=== Job ===
Copy out verbatim the data below, from the line containing "Where is each" through the line containing "row-number: 1: [33, 409, 43, 427]", both included, and leave the pictures out.

=== Given data ===
- - - - -

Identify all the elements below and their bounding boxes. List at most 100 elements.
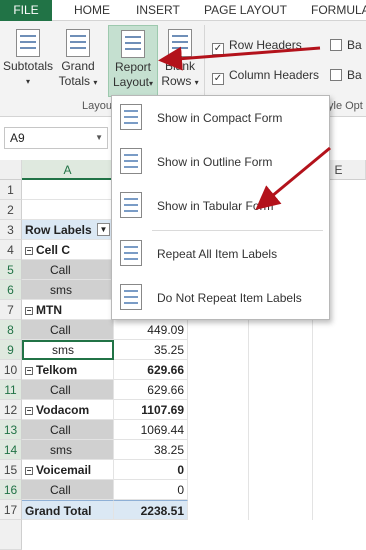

- - - - -

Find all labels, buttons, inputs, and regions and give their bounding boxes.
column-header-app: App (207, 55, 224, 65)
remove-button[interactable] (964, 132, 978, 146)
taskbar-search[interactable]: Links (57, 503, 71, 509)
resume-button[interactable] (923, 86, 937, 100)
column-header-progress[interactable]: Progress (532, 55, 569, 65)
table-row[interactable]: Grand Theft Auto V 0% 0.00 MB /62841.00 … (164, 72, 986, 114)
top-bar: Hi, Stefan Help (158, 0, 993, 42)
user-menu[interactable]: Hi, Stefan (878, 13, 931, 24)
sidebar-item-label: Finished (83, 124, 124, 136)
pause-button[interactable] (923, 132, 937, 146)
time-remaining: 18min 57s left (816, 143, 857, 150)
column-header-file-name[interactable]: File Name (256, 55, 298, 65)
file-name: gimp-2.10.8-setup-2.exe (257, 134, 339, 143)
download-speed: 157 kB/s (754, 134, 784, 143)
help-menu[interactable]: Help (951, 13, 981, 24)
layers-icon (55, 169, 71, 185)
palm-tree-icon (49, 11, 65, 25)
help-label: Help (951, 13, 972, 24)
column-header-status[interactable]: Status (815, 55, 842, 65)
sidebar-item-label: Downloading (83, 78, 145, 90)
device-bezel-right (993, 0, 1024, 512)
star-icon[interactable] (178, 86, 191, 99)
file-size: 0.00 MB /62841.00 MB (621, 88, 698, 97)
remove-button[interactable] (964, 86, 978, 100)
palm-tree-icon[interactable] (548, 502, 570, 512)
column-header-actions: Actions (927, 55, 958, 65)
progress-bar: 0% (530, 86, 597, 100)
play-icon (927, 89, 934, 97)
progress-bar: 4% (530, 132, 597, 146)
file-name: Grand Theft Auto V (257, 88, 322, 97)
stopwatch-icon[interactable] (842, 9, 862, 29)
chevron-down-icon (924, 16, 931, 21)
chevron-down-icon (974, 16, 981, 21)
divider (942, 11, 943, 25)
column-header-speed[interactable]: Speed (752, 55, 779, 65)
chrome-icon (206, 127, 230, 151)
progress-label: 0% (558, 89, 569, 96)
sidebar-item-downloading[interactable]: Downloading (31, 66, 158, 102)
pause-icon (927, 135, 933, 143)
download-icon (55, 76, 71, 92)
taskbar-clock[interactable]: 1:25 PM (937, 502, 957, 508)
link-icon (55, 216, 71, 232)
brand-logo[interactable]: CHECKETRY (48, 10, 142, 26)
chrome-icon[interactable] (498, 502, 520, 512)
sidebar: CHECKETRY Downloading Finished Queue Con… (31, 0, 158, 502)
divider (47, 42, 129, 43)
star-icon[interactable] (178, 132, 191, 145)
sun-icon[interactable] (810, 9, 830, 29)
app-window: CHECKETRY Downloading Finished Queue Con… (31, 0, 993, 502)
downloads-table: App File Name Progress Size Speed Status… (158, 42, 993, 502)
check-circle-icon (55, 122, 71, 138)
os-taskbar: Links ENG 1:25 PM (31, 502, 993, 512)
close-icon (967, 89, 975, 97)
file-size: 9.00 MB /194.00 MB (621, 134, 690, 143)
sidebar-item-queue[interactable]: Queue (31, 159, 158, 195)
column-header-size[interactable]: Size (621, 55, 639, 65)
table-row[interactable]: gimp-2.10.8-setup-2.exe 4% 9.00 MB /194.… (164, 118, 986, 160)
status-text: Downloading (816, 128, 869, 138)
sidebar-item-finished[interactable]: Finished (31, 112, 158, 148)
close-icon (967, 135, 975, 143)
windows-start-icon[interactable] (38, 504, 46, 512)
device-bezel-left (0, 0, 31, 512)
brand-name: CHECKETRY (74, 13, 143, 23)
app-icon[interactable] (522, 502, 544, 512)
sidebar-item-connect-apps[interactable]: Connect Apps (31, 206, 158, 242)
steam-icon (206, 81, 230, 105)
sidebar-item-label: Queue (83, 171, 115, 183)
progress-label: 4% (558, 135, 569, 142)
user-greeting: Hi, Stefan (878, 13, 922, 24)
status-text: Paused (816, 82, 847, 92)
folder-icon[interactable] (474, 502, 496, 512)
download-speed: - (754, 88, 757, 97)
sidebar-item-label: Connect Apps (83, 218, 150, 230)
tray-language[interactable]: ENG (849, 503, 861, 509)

- - - - -

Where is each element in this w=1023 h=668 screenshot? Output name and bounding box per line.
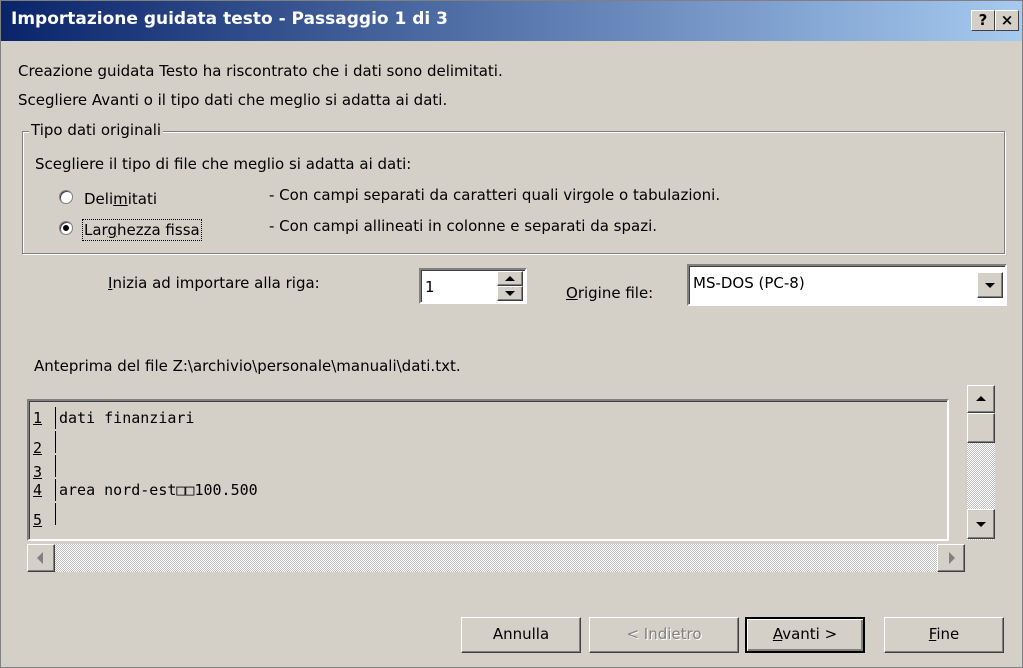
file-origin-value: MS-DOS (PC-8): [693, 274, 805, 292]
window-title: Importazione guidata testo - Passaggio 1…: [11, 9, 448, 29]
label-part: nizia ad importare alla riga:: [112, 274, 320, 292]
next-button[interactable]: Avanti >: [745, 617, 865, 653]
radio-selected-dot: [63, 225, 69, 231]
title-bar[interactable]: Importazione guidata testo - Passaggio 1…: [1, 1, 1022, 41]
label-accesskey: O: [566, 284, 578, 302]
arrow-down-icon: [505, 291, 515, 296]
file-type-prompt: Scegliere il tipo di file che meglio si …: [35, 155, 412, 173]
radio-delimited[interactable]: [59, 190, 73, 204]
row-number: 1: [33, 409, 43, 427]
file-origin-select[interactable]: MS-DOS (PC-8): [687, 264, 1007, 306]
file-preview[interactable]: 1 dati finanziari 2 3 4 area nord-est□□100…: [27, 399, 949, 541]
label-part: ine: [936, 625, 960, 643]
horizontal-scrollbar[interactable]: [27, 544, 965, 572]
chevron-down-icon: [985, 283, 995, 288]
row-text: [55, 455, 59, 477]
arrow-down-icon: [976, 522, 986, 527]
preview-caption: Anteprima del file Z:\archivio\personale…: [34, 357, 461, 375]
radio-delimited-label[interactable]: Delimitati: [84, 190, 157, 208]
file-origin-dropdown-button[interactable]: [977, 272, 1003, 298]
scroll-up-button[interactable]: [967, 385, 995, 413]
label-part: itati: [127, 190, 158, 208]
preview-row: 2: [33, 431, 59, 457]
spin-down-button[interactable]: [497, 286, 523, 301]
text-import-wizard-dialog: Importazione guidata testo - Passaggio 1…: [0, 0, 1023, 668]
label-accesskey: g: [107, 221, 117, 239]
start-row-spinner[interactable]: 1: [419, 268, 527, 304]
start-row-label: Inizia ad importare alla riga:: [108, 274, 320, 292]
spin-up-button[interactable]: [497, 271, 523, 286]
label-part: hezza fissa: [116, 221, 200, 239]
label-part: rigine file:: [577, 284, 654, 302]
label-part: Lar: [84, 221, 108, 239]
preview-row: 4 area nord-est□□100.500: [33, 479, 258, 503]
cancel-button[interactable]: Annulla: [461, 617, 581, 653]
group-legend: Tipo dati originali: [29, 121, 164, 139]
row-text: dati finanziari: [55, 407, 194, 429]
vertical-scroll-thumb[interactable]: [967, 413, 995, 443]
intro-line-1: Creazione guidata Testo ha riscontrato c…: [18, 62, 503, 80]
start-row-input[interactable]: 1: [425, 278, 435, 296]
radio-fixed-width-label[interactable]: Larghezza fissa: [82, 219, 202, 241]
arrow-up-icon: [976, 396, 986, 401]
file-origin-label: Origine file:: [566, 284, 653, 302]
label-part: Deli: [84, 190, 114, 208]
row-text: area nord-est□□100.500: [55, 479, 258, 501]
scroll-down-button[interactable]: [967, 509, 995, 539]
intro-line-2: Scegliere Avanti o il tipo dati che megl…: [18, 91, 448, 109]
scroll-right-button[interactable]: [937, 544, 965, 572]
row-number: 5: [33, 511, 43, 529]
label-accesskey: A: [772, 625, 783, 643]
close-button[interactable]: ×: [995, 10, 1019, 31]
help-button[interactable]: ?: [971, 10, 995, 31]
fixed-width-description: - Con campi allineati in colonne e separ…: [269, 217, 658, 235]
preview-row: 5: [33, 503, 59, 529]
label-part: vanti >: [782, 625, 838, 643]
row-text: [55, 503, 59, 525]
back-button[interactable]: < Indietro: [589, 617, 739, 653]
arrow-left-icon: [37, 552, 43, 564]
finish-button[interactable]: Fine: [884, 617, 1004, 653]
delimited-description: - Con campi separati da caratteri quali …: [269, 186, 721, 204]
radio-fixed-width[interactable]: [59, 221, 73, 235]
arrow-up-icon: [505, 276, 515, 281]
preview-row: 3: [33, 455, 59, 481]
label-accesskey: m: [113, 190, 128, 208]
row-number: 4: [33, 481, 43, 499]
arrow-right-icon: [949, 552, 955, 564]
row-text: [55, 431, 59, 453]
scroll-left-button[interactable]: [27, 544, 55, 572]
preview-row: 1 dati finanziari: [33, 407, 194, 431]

- - - - -

=== Expected answer ===
Where is each element in this w=1023 h=668 screenshot? Output name and bounding box per line.
file-origin-value: MS-DOS (PC-8): [693, 274, 805, 292]
window-title: Importazione guidata testo - Passaggio 1…: [11, 9, 448, 29]
label-part: nizia ad importare alla riga:: [112, 274, 320, 292]
next-button[interactable]: Avanti >: [745, 617, 865, 653]
radio-selected-dot: [63, 225, 69, 231]
title-bar[interactable]: Importazione guidata testo - Passaggio 1…: [1, 1, 1022, 41]
label-accesskey: O: [566, 284, 578, 302]
arrow-down-icon: [505, 291, 515, 296]
file-type-prompt: Scegliere il tipo di file che meglio si …: [35, 155, 412, 173]
radio-delimited[interactable]: [59, 190, 73, 204]
row-number: 1: [33, 409, 43, 427]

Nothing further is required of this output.